**Required work:** Work out how many lines in the data hold the word "FOUND", and reply with that number only.

**Supplied information:**

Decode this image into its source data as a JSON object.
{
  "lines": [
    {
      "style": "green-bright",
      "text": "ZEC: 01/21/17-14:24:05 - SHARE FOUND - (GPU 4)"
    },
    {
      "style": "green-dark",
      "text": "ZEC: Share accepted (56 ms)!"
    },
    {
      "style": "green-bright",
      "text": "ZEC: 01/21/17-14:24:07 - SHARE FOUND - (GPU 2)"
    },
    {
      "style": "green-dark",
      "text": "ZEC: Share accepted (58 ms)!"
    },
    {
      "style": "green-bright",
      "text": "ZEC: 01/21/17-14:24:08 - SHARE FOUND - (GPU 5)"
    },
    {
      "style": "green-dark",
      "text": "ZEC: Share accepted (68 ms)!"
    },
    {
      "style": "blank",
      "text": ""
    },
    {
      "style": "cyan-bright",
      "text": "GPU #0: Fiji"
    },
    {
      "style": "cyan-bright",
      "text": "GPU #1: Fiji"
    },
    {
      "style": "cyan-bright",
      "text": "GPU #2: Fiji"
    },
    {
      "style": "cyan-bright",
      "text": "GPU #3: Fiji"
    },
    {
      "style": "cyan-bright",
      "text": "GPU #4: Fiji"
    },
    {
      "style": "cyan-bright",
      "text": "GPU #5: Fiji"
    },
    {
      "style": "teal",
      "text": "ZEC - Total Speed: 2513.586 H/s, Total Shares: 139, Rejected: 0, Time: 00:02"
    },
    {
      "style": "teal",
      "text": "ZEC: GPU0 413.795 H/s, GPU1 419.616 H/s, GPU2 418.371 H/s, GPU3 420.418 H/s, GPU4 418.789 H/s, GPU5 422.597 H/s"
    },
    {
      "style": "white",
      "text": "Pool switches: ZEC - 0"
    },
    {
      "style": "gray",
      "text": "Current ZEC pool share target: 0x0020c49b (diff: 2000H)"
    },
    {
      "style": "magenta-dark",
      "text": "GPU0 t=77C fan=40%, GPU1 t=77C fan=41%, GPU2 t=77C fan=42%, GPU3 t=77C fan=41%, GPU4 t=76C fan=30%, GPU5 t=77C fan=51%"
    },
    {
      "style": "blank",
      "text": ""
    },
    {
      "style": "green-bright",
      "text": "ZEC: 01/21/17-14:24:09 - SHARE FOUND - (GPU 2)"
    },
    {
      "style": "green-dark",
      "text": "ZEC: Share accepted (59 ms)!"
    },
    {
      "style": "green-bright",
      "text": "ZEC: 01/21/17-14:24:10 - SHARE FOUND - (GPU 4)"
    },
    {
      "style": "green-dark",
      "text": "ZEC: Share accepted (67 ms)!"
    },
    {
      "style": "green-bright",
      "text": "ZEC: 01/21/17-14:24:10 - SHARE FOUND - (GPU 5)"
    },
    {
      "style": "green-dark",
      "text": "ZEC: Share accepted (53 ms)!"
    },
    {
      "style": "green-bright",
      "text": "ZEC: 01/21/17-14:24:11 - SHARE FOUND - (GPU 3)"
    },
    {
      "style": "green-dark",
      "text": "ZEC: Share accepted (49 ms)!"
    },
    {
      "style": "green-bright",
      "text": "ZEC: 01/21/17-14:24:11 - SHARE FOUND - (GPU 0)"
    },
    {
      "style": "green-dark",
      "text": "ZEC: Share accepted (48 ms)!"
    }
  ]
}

**Response to this exercise:** 8